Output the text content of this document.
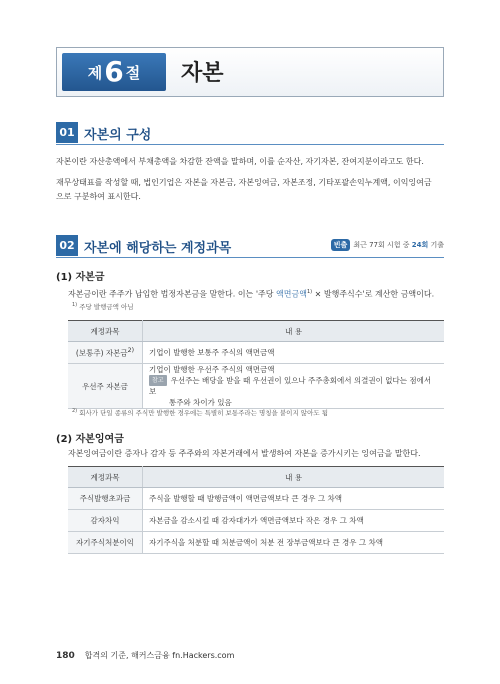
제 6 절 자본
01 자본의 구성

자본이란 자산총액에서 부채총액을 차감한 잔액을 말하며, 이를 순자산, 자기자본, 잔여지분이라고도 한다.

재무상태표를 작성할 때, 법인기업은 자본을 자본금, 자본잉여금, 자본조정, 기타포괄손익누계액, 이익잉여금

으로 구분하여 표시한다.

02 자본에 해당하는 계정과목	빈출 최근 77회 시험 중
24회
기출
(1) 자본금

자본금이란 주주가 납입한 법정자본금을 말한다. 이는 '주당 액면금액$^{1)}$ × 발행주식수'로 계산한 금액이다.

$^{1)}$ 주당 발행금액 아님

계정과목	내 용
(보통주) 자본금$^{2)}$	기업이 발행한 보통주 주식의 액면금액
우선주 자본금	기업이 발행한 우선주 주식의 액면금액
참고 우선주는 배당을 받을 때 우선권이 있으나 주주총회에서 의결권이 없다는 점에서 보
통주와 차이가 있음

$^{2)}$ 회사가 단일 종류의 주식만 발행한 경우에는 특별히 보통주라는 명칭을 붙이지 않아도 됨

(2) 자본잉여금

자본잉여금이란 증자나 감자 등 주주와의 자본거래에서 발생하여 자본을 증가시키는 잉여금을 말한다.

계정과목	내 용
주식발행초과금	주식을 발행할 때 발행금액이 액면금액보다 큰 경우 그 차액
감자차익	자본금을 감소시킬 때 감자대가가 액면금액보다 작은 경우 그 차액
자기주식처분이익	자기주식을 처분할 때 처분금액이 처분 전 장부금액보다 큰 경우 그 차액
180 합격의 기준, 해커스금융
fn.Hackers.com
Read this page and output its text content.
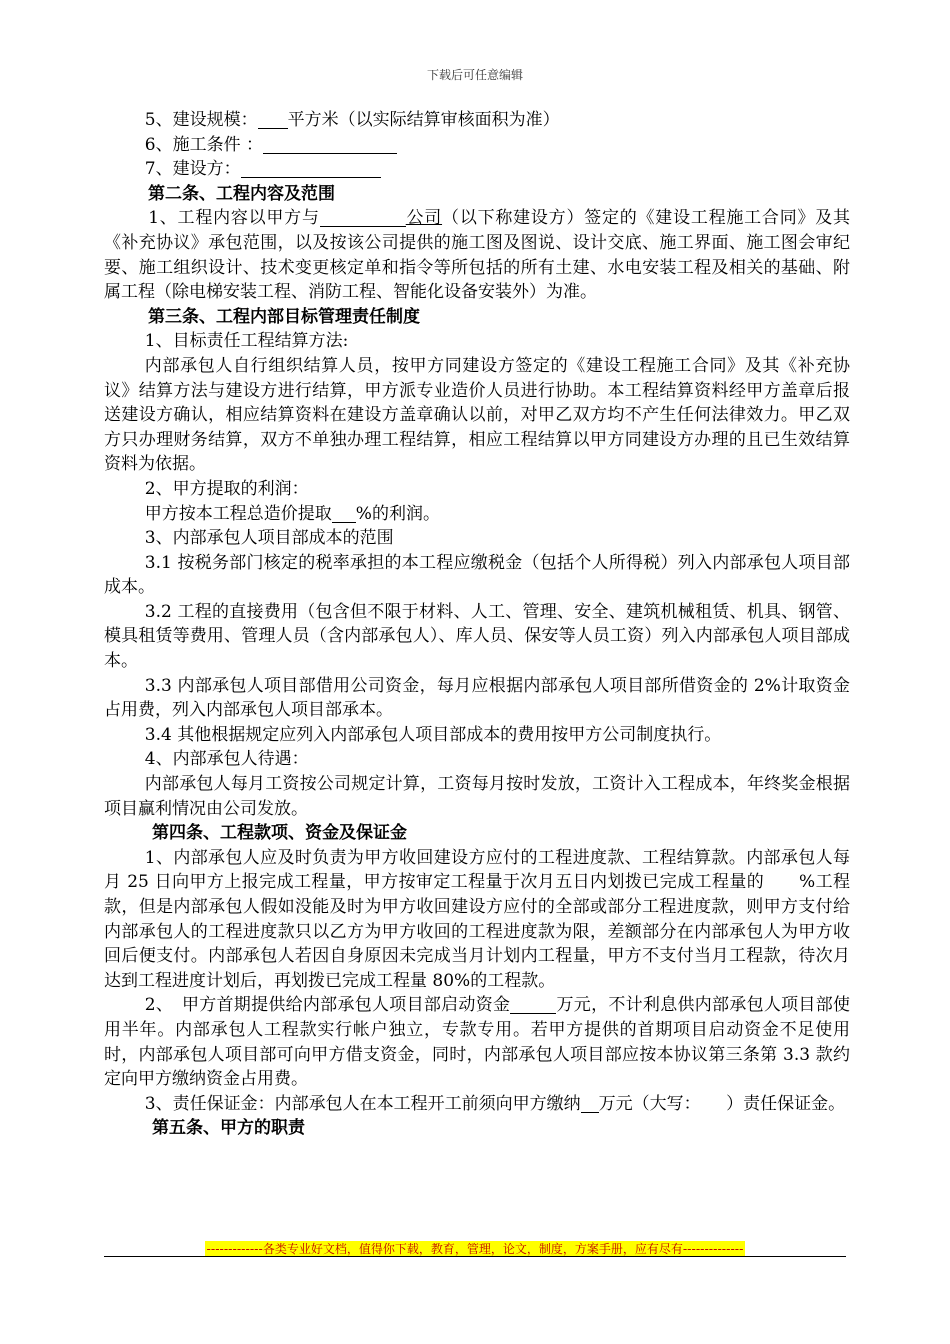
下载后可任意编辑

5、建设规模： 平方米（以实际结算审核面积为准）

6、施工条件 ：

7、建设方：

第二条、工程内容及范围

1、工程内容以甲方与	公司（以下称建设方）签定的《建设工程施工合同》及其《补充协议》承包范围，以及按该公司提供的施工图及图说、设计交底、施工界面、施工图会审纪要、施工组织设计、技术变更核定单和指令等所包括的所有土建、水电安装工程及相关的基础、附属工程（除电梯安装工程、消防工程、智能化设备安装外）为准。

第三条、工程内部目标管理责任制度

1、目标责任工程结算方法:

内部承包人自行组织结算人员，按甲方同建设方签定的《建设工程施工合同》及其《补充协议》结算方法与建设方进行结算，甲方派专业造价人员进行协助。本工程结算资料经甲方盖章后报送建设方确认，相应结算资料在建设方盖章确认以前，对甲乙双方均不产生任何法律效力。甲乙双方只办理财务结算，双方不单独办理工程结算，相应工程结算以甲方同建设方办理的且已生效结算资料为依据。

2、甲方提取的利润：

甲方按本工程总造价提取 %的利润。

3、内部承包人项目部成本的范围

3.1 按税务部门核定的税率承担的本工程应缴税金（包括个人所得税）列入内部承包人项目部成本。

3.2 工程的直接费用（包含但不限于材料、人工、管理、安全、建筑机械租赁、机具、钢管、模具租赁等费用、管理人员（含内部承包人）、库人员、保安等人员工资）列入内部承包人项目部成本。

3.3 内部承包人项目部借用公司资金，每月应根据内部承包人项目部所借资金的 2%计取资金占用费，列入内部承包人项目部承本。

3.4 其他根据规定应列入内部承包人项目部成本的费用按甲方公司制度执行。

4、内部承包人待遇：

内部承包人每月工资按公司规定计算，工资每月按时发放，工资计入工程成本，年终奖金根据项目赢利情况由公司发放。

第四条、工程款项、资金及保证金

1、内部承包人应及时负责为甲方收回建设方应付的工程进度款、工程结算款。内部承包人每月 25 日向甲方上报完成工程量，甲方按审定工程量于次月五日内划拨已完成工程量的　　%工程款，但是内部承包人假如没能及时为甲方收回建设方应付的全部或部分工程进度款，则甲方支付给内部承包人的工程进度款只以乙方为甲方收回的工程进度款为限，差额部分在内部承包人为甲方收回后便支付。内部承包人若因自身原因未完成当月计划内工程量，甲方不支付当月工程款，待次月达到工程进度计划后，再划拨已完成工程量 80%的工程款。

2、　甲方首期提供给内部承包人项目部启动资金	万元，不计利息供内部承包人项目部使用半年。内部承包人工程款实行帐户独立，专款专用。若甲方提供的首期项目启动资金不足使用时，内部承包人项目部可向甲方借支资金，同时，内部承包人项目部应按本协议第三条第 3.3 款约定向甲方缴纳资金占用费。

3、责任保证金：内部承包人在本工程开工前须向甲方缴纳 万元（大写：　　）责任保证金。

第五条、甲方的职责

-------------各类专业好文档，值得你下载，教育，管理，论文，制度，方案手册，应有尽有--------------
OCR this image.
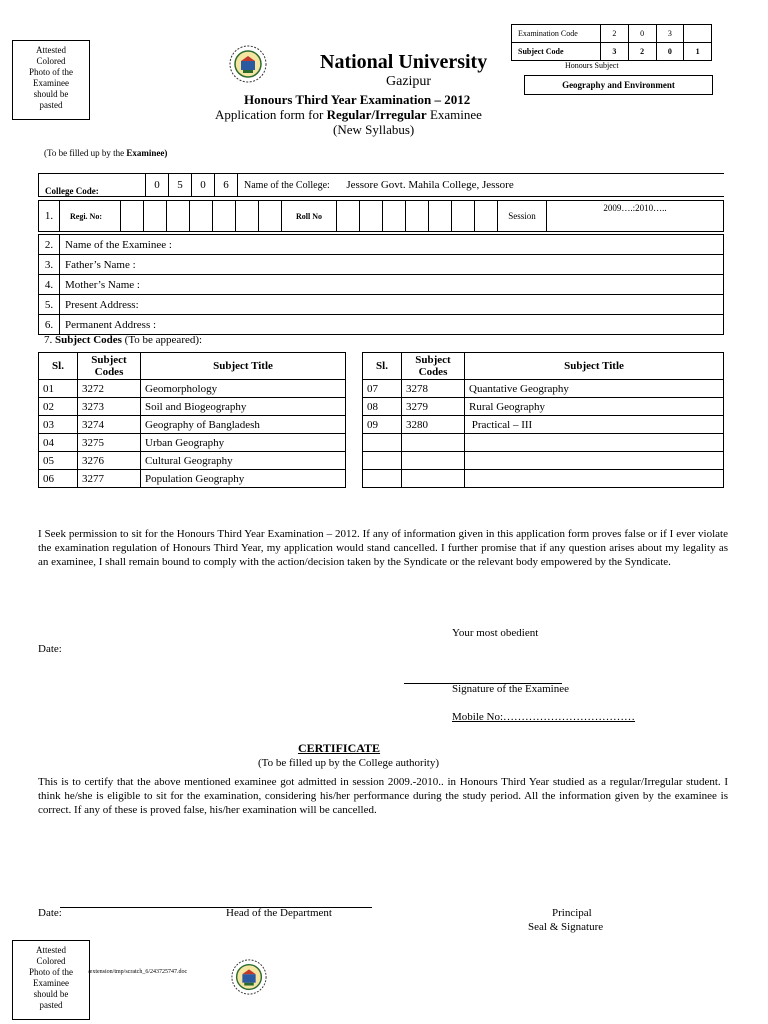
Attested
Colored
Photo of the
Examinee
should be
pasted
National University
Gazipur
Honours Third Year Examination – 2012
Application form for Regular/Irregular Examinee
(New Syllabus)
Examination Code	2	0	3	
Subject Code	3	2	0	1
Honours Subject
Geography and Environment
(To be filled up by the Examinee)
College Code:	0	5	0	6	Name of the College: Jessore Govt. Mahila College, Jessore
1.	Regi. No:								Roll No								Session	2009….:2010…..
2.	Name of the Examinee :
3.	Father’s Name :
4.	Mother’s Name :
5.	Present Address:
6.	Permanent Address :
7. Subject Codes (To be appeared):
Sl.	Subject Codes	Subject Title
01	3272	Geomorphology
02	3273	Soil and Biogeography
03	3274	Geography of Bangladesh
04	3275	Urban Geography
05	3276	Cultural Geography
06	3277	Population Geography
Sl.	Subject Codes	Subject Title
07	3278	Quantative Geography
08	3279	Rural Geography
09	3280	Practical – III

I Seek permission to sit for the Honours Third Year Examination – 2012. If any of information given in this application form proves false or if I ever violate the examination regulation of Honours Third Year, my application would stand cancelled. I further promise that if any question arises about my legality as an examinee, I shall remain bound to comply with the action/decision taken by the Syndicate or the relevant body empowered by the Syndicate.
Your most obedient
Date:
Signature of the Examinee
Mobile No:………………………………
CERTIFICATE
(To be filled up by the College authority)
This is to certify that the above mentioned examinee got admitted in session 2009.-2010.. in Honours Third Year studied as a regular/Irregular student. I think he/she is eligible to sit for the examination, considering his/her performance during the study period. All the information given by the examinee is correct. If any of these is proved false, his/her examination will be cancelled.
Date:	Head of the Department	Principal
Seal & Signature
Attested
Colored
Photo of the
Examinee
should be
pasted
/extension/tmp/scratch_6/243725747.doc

────────────────

Write out the listing above again, exactly, but with no pictures in the copy.

> _RESULT BELOW_
Output the text content of this document.
제 6 절 자본
01 자본의 구성

자본이란 자산총액에서 부채총액을 차감한 잔액을 말하며, 이를 순자산, 자기자본, 잔여지분이라고도 한다.

재무상태표를 작성할 때, 법인기업은 자본을 자본금, 자본잉여금, 자본조정, 기타포괄손익누계액, 이익잉여금

으로 구분하여 표시한다.

02 자본에 해당하는 계정과목	빈출 최근 77회 시험 중
24회
기출
(1) 자본금

자본금이란 주주가 납입한 법정자본금을 말한다. 이는 '주당 액면금액$^{1)}$ × 발행주식수'로 계산한 금액이다.

$^{1)}$ 주당 발행금액 아님

계정과목	내 용
(보통주) 자본금$^{2)}$	기업이 발행한 보통주 주식의 액면금액
우선주 자본금	기업이 발행한 우선주 주식의 액면금액
참고 우선주는 배당을 받을 때 우선권이 있으나 주주총회에서 의결권이 없다는 점에서 보
통주와 차이가 있음

$^{2)}$ 회사가 단일 종류의 주식만 발행한 경우에는 특별히 보통주라는 명칭을 붙이지 않아도 됨

(2) 자본잉여금

자본잉여금이란 증자나 감자 등 주주와의 자본거래에서 발생하여 자본을 증가시키는 잉여금을 말한다.

계정과목	내 용
주식발행초과금	주식을 발행할 때 발행금액이 액면금액보다 큰 경우 그 차액
감자차익	자본금을 감소시킬 때 감자대가가 액면금액보다 작은 경우 그 차액
자기주식처분이익	자기주식을 처분할 때 처분금액이 처분 전 장부금액보다 큰 경우 그 차액
180 합격의 기준, 해커스금융
fn.Hackers.com
Read this page and output its text content.
下载后可任意编辑

5、建设规模： 平方米（以实际结算审核面积为准）

6、施工条件 ：

7、建设方：

第二条、工程内容及范围

1、工程内容以甲方与	公司（以下称建设方）签定的《建设工程施工合同》及其《补充协议》承包范围，以及按该公司提供的施工图及图说、设计交底、施工界面、施工图会审纪要、施工组织设计、技术变更核定单和指令等所包括的所有土建、水电安装工程及相关的基础、附属工程（除电梯安装工程、消防工程、智能化设备安装外）为准。

第三条、工程内部目标管理责任制度

1、目标责任工程结算方法:

内部承包人自行组织结算人员，按甲方同建设方签定的《建设工程施工合同》及其《补充协议》结算方法与建设方进行结算，甲方派专业造价人员进行协助。本工程结算资料经甲方盖章后报送建设方确认，相应结算资料在建设方盖章确认以前，对甲乙双方均不产生任何法律效力。甲乙双方只办理财务结算，双方不单独办理工程结算，相应工程结算以甲方同建设方办理的且已生效结算资料为依据。

2、甲方提取的利润：

甲方按本工程总造价提取 %的利润。

3、内部承包人项目部成本的范围

3.1 按税务部门核定的税率承担的本工程应缴税金（包括个人所得税）列入内部承包人项目部成本。

3.2 工程的直接费用（包含但不限于材料、人工、管理、安全、建筑机械租赁、机具、钢管、模具租赁等费用、管理人员（含内部承包人）、库人员、保安等人员工资）列入内部承包人项目部成本。

3.3 内部承包人项目部借用公司资金，每月应根据内部承包人项目部所借资金的 2%计取资金占用费，列入内部承包人项目部承本。

3.4 其他根据规定应列入内部承包人项目部成本的费用按甲方公司制度执行。

4、内部承包人待遇：

内部承包人每月工资按公司规定计算，工资每月按时发放，工资计入工程成本，年终奖金根据项目赢利情况由公司发放。

第四条、工程款项、资金及保证金

1、内部承包人应及时负责为甲方收回建设方应付的工程进度款、工程结算款。内部承包人每月 25 日向甲方上报完成工程量，甲方按审定工程量于次月五日内划拨已完成工程量的　　%工程款，但是内部承包人假如没能及时为甲方收回建设方应付的全部或部分工程进度款，则甲方支付给内部承包人的工程进度款只以乙方为甲方收回的工程进度款为限，差额部分在内部承包人为甲方收回后便支付。内部承包人若因自身原因未完成当月计划内工程量，甲方不支付当月工程款，待次月达到工程进度计划后，再划拨已完成工程量 80%的工程款。

2、　甲方首期提供给内部承包人项目部启动资金	万元，不计利息供内部承包人项目部使用半年。内部承包人工程款实行帐户独立，专款专用。若甲方提供的首期项目启动资金不足使用时，内部承包人项目部可向甲方借支资金，同时，内部承包人项目部应按本协议第三条第 3.3 款约定向甲方缴纳资金占用费。

3、责任保证金：内部承包人在本工程开工前须向甲方缴纳 万元（大写：　　）责任保证金。

第五条、甲方的职责

-------------各类专业好文档，值得你下载，教育，管理，论文，制度，方案手册，应有尽有--------------
OCR this image.
Attested
Colored
Photo of the
Examinee
should be
pasted
National University
Gazipur
Honours Third Year Examination – 2012
Application form for Regular/Irregular Examinee
(New Syllabus)
Examination Code	2	0	3	
Subject Code	3	2	0	1
Honours Subject
Geography and Environment
(To be filled up by the Examinee)
College Code:	0	5	0	6	Name of the College: Jessore Govt. Mahila College, Jessore
1.	Regi. No:								Roll No								Session	2009….:2010…..
2.	Name of the Examinee :
3.	Father’s Name :
4.	Mother’s Name :
5.	Present Address:
6.	Permanent Address :
7. Subject Codes (To be appeared):
Sl.	Subject Codes	Subject Title
01	3272	Geomorphology
02	3273	Soil and Biogeography
03	3274	Geography of Bangladesh
04	3275	Urban Geography
05	3276	Cultural Geography
06	3277	Population Geography
Sl.	Subject Codes	Subject Title
07	3278	Quantative Geography
08	3279	Rural Geography
09	3280	Practical – III

I Seek permission to sit for the Honours Third Year Examination – 2012. If any of information given in this application form proves false or if I ever violate the examination regulation of Honours Third Year, my application would stand cancelled. I further promise that if any question arises about my legality as an examinee, I shall remain bound to comply with the action/decision taken by the Syndicate or the relevant body empowered by the Syndicate.
Your most obedient
Date:
Signature of the Examinee
Mobile No:………………………………
CERTIFICATE
(To be filled up by the College authority)
This is to certify that the above mentioned examinee got admitted in session 2009.-2010.. in Honours Third Year studied as a regular/Irregular student. I think he/she is eligible to sit for the examination, considering his/her performance during the study period. All the information given by the examinee is correct. If any of these is proved false, his/her examination will be cancelled.
Date:	Head of the Department	Principal
Seal & Signature
Attested
Colored
Photo of the
Examinee
should be
pasted
/extension/tmp/scratch_6/243725747.doc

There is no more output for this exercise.